» **Testo riportato**
========================================
Malauguratamente perfino un quotidiano blasonato quale è il Corriere del Ticino, nell’editoriale “La vacanza del signor K.Z in Ticino” pubblicato mercoledì, è caduto nella trappola di una lettura superficiale e qualunquista dell’accaduto. Un tipo di lettura alimentata – ovviamente pro sacoccia – dai vertici di Ticino turismo e dagli organi di stampa ad essi vicini (quelli della cricca $inistroide, R$I compresa). Ma soprattutto: una lettura completamente sbagliata.

Sei punti inequivocabili
Parlare di diatribe, di “guerre di potere locale” invocando come un mantra la pretesa necessità di “stare uniti” e – sotto sotto – di lavare i panni sporchi in casa, significa essere lontani anni luce dalla realtà dei fatti. Alcuni punti devono essere chiariti al di là di ogni dubbio.

Primo: chi, come il presidente di Ticino Turismo Marco Solari, crede (o finge di credere) che “in Ticino queste cose si aggiustano”, va incontro ad un amaro risveglio.
Secondo: non si sta giocando e meno che meno si sta scherzando.
Terzo: non si torna indietro.
Quarto: parlare di “lotte di potere locale” significa travisare i fatti; dare un’immagine fuorviante che, come tale, va rimandata al mittente per direttissima.
Quinto: la contrapposizione, naturalmente creata ad arte dai soliti ambienti e nell’ormai consueta funzione anti-Lugano, tra città e valli, è una bufala.
========================================
» **Istruzione scritta A**
Restituisci senza alcuna modifica tutte le righe dei record, dall'inizio giù fino alla riga che contiene "axis-tick bbox=[125, 485, 127, 492]", entrambe comprese.
========================================
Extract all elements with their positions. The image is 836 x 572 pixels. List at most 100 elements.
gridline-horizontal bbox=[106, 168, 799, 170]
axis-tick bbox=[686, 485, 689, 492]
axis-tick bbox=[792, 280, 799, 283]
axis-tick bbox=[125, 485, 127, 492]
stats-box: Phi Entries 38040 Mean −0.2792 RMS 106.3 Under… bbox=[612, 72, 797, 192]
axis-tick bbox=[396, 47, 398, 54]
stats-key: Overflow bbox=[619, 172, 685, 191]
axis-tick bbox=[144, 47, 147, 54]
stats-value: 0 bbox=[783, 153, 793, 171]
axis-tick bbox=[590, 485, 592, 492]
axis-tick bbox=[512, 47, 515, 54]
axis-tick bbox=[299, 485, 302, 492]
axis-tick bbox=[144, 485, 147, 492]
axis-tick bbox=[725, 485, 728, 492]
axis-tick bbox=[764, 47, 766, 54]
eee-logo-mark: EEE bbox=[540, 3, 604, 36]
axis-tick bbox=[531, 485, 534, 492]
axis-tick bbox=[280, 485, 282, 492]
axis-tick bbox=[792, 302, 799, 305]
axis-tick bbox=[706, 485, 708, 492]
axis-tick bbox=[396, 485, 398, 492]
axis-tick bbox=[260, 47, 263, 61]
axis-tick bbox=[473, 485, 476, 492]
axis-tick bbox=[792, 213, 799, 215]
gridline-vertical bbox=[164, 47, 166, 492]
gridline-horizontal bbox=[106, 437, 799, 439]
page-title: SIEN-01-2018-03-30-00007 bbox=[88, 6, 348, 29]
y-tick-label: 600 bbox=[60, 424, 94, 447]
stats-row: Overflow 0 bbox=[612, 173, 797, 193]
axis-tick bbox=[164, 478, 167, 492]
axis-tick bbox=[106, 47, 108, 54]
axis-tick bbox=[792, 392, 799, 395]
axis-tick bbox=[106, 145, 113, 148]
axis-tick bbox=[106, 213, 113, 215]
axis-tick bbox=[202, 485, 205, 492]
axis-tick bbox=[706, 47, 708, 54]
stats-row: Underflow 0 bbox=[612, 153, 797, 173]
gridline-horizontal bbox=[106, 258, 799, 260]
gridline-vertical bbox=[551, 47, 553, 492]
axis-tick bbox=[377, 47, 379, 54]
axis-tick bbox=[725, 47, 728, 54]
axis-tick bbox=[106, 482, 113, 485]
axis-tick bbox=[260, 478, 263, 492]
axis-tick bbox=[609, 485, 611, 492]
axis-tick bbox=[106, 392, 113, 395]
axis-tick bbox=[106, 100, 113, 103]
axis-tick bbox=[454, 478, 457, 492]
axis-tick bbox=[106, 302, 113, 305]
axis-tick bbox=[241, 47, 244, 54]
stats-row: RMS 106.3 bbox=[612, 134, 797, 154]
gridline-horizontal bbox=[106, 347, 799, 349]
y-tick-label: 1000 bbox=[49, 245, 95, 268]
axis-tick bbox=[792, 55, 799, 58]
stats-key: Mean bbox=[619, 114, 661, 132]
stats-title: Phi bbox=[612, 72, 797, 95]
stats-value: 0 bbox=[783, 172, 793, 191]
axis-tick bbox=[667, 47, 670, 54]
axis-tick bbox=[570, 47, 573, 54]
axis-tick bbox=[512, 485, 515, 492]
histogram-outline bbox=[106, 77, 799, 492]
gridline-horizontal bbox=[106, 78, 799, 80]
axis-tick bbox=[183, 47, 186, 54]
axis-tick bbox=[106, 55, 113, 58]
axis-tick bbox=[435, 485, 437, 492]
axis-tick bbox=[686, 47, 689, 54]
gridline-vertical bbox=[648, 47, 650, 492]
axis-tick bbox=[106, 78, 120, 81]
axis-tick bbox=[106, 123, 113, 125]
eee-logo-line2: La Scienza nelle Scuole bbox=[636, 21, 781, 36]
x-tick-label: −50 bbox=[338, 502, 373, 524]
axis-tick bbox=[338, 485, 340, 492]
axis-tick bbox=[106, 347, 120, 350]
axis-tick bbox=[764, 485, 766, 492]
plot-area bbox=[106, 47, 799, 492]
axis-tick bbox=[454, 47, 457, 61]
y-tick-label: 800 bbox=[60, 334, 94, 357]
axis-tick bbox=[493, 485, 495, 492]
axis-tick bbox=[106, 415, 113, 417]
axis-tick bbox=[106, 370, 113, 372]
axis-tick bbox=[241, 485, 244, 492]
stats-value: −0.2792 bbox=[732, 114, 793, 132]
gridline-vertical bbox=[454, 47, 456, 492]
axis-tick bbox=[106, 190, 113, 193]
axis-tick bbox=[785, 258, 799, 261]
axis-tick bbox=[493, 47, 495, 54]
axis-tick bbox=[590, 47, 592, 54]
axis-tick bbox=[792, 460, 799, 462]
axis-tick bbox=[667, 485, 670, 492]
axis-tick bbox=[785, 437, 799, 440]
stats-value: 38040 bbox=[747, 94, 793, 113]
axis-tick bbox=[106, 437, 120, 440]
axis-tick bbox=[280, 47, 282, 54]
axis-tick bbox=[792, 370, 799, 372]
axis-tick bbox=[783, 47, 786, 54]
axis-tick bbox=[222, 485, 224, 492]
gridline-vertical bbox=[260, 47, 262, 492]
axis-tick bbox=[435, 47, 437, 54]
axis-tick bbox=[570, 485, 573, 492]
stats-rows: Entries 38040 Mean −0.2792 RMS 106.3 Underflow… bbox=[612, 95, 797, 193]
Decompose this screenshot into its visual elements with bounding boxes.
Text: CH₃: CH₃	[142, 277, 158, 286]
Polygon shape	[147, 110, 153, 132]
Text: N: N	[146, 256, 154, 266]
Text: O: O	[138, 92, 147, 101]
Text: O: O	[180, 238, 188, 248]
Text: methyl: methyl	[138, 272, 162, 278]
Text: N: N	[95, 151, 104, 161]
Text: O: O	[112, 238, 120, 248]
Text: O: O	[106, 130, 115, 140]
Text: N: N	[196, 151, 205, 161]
========================================
» **Istruzione scritta B**
Nel testo riportato, chi è indicato come presidente di Ticino Turismo?

» **Risposta A**
Extract all elements with their positions. The image is 836 x 572 pixels. List at most 100 elements.
gridline-horizontal bbox=[106, 168, 799, 170]
axis-tick bbox=[686, 485, 689, 492]
axis-tick bbox=[792, 280, 799, 283]
axis-tick bbox=[125, 485, 127, 492]

» **Risposta B**
Marco Solari.